**Objective**
Would you transcribe the whole listing exactly, minus its pictures?

**Data for processing**
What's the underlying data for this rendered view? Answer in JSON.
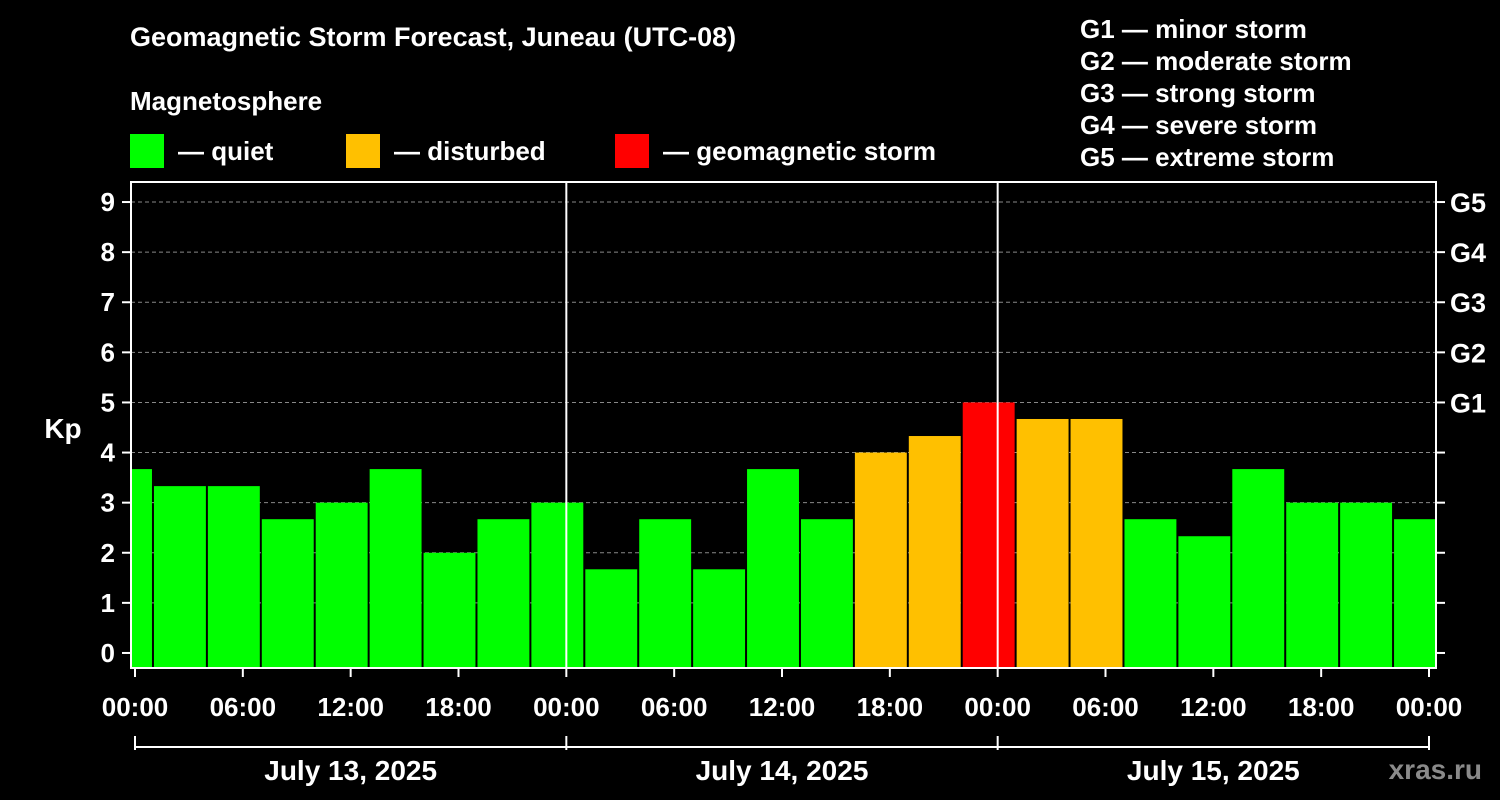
{
  "colors": {
    "quiet": "#00ff00",
    "disturbed": "#ffc000",
    "storm": "#ff0000",
    "background": "#000000",
    "axis": "#ffffff",
    "grid": "#888888",
    "watermark": "#8a8a8a"
  },
  "header": {
    "title": "Geomagnetic Storm Forecast, Juneau (UTC-08)",
    "magnetosphere_label": "Magnetosphere"
  },
  "legend": [
    {
      "key": "quiet",
      "label": "— quiet"
    },
    {
      "key": "disturbed",
      "label": "— disturbed"
    },
    {
      "key": "storm",
      "label": "— geomagnetic storm"
    }
  ],
  "g_scale": [
    "G1 — minor storm",
    "G2 — moderate storm",
    "G3 — strong storm",
    "G4 — severe storm",
    "G5 — extreme storm"
  ],
  "watermark": "xras.ru",
  "chart_data": {
    "type": "bar",
    "title": "Geomagnetic Storm Forecast, Juneau (UTC-08)",
    "ylabel": "Kp",
    "ylim": [
      -0.3,
      9.4
    ],
    "yticks": [
      0,
      1,
      2,
      3,
      4,
      5,
      6,
      7,
      8,
      9
    ],
    "right_axis": [
      {
        "kp": 5,
        "label": "G1"
      },
      {
        "kp": 6,
        "label": "G2"
      },
      {
        "kp": 7,
        "label": "G3"
      },
      {
        "kp": 8,
        "label": "G4"
      },
      {
        "kp": 9,
        "label": "G5"
      }
    ],
    "x_range_hours": [
      0,
      72
    ],
    "x_ticks": [
      {
        "hour": 0,
        "label": "00:00"
      },
      {
        "hour": 6,
        "label": "06:00"
      },
      {
        "hour": 12,
        "label": "12:00"
      },
      {
        "hour": 18,
        "label": "18:00"
      },
      {
        "hour": 24,
        "label": "00:00"
      },
      {
        "hour": 30,
        "label": "06:00"
      },
      {
        "hour": 36,
        "label": "12:00"
      },
      {
        "hour": 42,
        "label": "18:00"
      },
      {
        "hour": 48,
        "label": "00:00"
      },
      {
        "hour": 54,
        "label": "06:00"
      },
      {
        "hour": 60,
        "label": "12:00"
      },
      {
        "hour": 66,
        "label": "18:00"
      },
      {
        "hour": 72,
        "label": "00:00"
      }
    ],
    "day_separators_hours": [
      24,
      48
    ],
    "days": [
      {
        "label": "July 13, 2025",
        "start_hour": 0,
        "end_hour": 24
      },
      {
        "label": "July 14, 2025",
        "start_hour": 24,
        "end_hour": 48
      },
      {
        "label": "July 15, 2025",
        "start_hour": 48,
        "end_hour": 72
      }
    ],
    "series": [
      {
        "name": "Kp",
        "bars": [
          {
            "start": -2,
            "end": 1,
            "kp": 3.67,
            "status": "quiet"
          },
          {
            "start": 1,
            "end": 4,
            "kp": 3.33,
            "status": "quiet"
          },
          {
            "start": 4,
            "end": 7,
            "kp": 3.33,
            "status": "quiet"
          },
          {
            "start": 7,
            "end": 10,
            "kp": 2.67,
            "status": "quiet"
          },
          {
            "start": 10,
            "end": 13,
            "kp": 3.0,
            "status": "quiet"
          },
          {
            "start": 13,
            "end": 16,
            "kp": 3.67,
            "status": "quiet"
          },
          {
            "start": 16,
            "end": 19,
            "kp": 2.0,
            "status": "quiet"
          },
          {
            "start": 19,
            "end": 22,
            "kp": 2.67,
            "status": "quiet"
          },
          {
            "start": 22,
            "end": 25,
            "kp": 3.0,
            "status": "quiet"
          },
          {
            "start": 25,
            "end": 28,
            "kp": 1.67,
            "status": "quiet"
          },
          {
            "start": 28,
            "end": 31,
            "kp": 2.67,
            "status": "quiet"
          },
          {
            "start": 31,
            "end": 34,
            "kp": 1.67,
            "status": "quiet"
          },
          {
            "start": 34,
            "end": 37,
            "kp": 3.67,
            "status": "quiet"
          },
          {
            "start": 37,
            "end": 40,
            "kp": 2.67,
            "status": "quiet"
          },
          {
            "start": 40,
            "end": 43,
            "kp": 4.0,
            "status": "disturbed"
          },
          {
            "start": 43,
            "end": 46,
            "kp": 4.33,
            "status": "disturbed"
          },
          {
            "start": 46,
            "end": 49,
            "kp": 5.0,
            "status": "storm"
          },
          {
            "start": 49,
            "end": 52,
            "kp": 4.67,
            "status": "disturbed"
          },
          {
            "start": 52,
            "end": 55,
            "kp": 4.67,
            "status": "disturbed"
          },
          {
            "start": 55,
            "end": 58,
            "kp": 2.67,
            "status": "quiet"
          },
          {
            "start": 58,
            "end": 61,
            "kp": 2.33,
            "status": "quiet"
          },
          {
            "start": 61,
            "end": 64,
            "kp": 3.67,
            "status": "quiet"
          },
          {
            "start": 64,
            "end": 67,
            "kp": 3.0,
            "status": "quiet"
          },
          {
            "start": 67,
            "end": 70,
            "kp": 3.0,
            "status": "quiet"
          },
          {
            "start": 70,
            "end": 73,
            "kp": 2.67,
            "status": "quiet"
          }
        ]
      }
    ]
  }
}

**Exercise answer**
What's the underlying data for this rendered view? Answer in JSON.
{
  "colors": {
    "quiet": "#00ff00",
    "disturbed": "#ffc000",
    "storm": "#ff0000",
    "background": "#000000",
    "axis": "#ffffff",
    "grid": "#888888",
    "watermark": "#8a8a8a"
  },
  "header": {
    "title": "Geomagnetic Storm Forecast, Juneau (UTC-08)",
    "magnetosphere_label": "Magnetosphere"
  },
  "legend": [
    {
      "key": "quiet",
      "label": "— quiet"
    },
    {
      "key": "disturbed",
      "label": "— disturbed"
    },
    {
      "key": "storm",
      "label": "— geomagnetic storm"
    }
  ],
  "g_scale": [
    "G1 — minor storm",
    "G2 — moderate storm",
    "G3 — strong storm",
    "G4 — severe storm",
    "G5 — extreme storm"
  ],
  "watermark": "xras.ru",
  "chart_data": {
    "type": "bar",
    "title": "Geomagnetic Storm Forecast, Juneau (UTC-08)",
    "ylabel": "Kp",
    "ylim": [
      -0.3,
      9.4
    ],
    "yticks": [
      0,
      1,
      2,
      3,
      4,
      5,
      6,
      7,
      8,
      9
    ],
    "right_axis": [
      {
        "kp": 5,
        "label": "G1"
      },
      {
        "kp": 6,
        "label": "G2"
      },
      {
        "kp": 7,
        "label": "G3"
      },
      {
        "kp": 8,
        "label": "G4"
      },
      {
        "kp": 9,
        "label": "G5"
      }
    ],
    "x_range_hours": [
      0,
      72
    ],
    "x_ticks": [
      {
        "hour": 0,
        "label": "00:00"
      },
      {
        "hour": 6,
        "label": "06:00"
      },
      {
        "hour": 12,
        "label": "12:00"
      },
      {
        "hour": 18,
        "label": "18:00"
      },
      {
        "hour": 24,
        "label": "00:00"
      },
      {
        "hour": 30,
        "label": "06:00"
      },
      {
        "hour": 36,
        "label": "12:00"
      },
      {
        "hour": 42,
        "label": "18:00"
      },
      {
        "hour": 48,
        "label": "00:00"
      },
      {
        "hour": 54,
        "label": "06:00"
      },
      {
        "hour": 60,
        "label": "12:00"
      },
      {
        "hour": 66,
        "label": "18:00"
      },
      {
        "hour": 72,
        "label": "00:00"
      }
    ],
    "day_separators_hours": [
      24,
      48
    ],
    "days": [
      {
        "label": "July 13, 2025",
        "start_hour": 0,
        "end_hour": 24
      },
      {
        "label": "July 14, 2025",
        "start_hour": 24,
        "end_hour": 48
      },
      {
        "label": "July 15, 2025",
        "start_hour": 48,
        "end_hour": 72
      }
    ],
    "series": [
      {
        "name": "Kp",
        "bars": [
          {
            "start": -2,
            "end": 1,
            "kp": 3.67,
            "status": "quiet"
          },
          {
            "start": 1,
            "end": 4,
            "kp": 3.33,
            "status": "quiet"
          },
          {
            "start": 4,
            "end": 7,
            "kp": 3.33,
            "status": "quiet"
          },
          {
            "start": 7,
            "end": 10,
            "kp": 2.67,
            "status": "quiet"
          },
          {
            "start": 10,
            "end": 13,
            "kp": 3.0,
            "status": "quiet"
          },
          {
            "start": 13,
            "end": 16,
            "kp": 3.67,
            "status": "quiet"
          },
          {
            "start": 16,
            "end": 19,
            "kp": 2.0,
            "status": "quiet"
          },
          {
            "start": 19,
            "end": 22,
            "kp": 2.67,
            "status": "quiet"
          },
          {
            "start": 22,
            "end": 25,
            "kp": 3.0,
            "status": "quiet"
          },
          {
            "start": 25,
            "end": 28,
            "kp": 1.67,
            "status": "quiet"
          },
          {
            "start": 28,
            "end": 31,
            "kp": 2.67,
            "status": "quiet"
          },
          {
            "start": 31,
            "end": 34,
            "kp": 1.67,
            "status": "quiet"
          },
          {
            "start": 34,
            "end": 37,
            "kp": 3.67,
            "status": "quiet"
          },
          {
            "start": 37,
            "end": 40,
            "kp": 2.67,
            "status": "quiet"
          },
          {
            "start": 40,
            "end": 43,
            "kp": 4.0,
            "status": "disturbed"
          },
          {
            "start": 43,
            "end": 46,
            "kp": 4.33,
            "status": "disturbed"
          },
          {
            "start": 46,
            "end": 49,
            "kp": 5.0,
            "status": "storm"
          },
          {
            "start": 49,
            "end": 52,
            "kp": 4.67,
            "status": "disturbed"
          },
          {
            "start": 52,
            "end": 55,
            "kp": 4.67,
            "status": "disturbed"
          },
          {
            "start": 55,
            "end": 58,
            "kp": 2.67,
            "status": "quiet"
          },
          {
            "start": 58,
            "end": 61,
            "kp": 2.33,
            "status": "quiet"
          },
          {
            "start": 61,
            "end": 64,
            "kp": 3.67,
            "status": "quiet"
          },
          {
            "start": 64,
            "end": 67,
            "kp": 3.0,
            "status": "quiet"
          },
          {
            "start": 67,
            "end": 70,
            "kp": 3.0,
            "status": "quiet"
          },
          {
            "start": 70,
            "end": 73,
            "kp": 2.67,
            "status": "quiet"
          }
        ]
      }
    ]
  }
}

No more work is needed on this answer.